+++ Listing +++

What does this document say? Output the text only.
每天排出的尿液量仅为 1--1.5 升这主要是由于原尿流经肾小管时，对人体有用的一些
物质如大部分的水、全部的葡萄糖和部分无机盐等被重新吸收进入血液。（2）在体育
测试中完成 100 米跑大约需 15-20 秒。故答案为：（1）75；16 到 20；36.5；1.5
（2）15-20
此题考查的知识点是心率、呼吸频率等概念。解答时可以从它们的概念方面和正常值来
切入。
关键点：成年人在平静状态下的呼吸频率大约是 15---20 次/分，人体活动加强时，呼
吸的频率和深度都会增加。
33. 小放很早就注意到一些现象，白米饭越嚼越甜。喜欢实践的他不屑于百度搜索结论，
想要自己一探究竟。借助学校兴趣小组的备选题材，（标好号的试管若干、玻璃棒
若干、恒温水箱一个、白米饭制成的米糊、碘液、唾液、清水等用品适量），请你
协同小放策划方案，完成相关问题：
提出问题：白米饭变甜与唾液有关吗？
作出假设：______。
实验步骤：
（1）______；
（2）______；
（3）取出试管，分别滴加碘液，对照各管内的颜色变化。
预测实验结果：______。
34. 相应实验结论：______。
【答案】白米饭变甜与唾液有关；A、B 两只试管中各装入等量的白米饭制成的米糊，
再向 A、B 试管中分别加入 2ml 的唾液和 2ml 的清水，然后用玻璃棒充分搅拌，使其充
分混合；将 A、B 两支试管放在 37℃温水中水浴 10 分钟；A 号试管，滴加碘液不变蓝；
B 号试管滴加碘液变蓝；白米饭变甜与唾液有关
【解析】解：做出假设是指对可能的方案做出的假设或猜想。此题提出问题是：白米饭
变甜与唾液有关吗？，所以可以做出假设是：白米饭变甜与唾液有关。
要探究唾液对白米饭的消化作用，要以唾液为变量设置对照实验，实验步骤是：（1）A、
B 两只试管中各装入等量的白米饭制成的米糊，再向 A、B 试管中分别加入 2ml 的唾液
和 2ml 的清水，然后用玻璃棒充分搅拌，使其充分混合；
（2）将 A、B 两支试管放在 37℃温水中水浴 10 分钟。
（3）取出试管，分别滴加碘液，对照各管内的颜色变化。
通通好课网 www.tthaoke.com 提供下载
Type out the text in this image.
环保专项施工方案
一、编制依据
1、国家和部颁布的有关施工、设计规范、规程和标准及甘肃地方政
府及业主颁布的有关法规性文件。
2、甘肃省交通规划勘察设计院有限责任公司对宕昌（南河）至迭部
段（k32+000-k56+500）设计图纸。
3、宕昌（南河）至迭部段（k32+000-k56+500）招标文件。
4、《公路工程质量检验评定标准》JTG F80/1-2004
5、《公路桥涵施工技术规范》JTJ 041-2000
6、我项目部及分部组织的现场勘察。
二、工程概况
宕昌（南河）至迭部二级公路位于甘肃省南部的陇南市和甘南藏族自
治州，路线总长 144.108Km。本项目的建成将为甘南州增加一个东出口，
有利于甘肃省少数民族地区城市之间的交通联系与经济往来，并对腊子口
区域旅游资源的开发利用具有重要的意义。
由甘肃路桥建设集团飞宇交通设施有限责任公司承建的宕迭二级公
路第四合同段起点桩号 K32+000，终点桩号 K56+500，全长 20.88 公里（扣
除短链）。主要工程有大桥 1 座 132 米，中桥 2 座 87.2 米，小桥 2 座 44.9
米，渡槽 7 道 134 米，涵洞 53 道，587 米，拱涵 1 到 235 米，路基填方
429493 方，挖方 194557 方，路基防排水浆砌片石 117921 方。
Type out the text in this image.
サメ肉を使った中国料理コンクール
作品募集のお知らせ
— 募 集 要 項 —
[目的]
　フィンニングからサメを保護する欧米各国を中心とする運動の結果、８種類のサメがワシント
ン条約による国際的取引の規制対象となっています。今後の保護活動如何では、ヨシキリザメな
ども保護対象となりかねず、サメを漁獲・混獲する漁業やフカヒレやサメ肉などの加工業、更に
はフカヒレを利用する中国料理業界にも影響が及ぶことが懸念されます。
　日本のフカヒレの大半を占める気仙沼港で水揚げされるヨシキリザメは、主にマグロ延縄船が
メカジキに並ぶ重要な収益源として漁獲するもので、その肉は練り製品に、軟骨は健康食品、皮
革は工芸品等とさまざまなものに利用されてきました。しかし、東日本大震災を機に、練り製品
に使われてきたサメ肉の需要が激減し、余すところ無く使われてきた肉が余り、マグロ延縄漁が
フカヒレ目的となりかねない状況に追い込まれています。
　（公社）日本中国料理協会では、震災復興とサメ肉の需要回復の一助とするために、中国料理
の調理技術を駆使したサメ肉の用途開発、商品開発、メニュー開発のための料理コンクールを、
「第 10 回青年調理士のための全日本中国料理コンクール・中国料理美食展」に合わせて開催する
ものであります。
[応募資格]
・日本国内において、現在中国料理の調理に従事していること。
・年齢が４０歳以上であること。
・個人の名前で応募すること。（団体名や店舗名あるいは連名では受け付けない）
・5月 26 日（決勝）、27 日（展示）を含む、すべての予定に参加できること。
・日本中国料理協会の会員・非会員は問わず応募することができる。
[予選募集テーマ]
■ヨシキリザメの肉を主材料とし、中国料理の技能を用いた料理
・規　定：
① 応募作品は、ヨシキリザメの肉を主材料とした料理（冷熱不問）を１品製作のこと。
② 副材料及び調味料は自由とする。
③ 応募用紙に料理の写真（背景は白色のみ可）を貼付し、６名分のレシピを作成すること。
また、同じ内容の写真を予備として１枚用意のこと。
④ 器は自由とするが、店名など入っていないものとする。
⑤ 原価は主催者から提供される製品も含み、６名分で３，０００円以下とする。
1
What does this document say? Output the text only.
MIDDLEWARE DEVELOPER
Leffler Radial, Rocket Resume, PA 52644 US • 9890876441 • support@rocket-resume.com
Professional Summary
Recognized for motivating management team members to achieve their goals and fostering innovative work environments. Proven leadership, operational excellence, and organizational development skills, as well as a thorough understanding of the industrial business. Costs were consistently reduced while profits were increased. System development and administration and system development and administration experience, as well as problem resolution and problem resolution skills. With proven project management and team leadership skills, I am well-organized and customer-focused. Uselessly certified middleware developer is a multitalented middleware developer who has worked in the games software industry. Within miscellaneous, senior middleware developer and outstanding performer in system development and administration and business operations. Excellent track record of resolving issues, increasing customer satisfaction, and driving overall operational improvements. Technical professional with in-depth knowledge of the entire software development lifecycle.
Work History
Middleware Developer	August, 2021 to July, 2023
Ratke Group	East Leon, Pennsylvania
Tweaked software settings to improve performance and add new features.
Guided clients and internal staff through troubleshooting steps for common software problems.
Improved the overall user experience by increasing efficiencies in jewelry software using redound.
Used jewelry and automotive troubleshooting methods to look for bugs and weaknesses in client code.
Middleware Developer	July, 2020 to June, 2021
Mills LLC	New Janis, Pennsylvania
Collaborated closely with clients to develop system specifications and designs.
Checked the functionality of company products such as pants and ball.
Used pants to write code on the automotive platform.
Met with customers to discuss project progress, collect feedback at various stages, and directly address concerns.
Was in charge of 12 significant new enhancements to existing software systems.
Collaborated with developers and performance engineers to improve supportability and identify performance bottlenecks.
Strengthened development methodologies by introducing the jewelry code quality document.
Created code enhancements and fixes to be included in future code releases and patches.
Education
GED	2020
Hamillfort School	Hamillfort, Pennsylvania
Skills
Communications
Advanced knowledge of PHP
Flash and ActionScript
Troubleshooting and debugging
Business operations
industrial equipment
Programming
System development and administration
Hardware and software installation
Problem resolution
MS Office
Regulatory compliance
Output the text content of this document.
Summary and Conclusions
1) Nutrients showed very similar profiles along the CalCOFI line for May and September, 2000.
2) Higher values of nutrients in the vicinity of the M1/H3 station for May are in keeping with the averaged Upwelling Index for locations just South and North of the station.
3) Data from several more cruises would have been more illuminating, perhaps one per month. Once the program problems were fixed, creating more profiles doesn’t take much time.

+++

** Task brief **
Pull out each line holding the string "problems".

** Response below **
Guided clients and internal staff through troubleshooting steps for common software problems.
3) Data from several more cruises would have been more illuminating, perhaps one per month. Once the program problems were fixed, creating more profiles doesn’t take much time.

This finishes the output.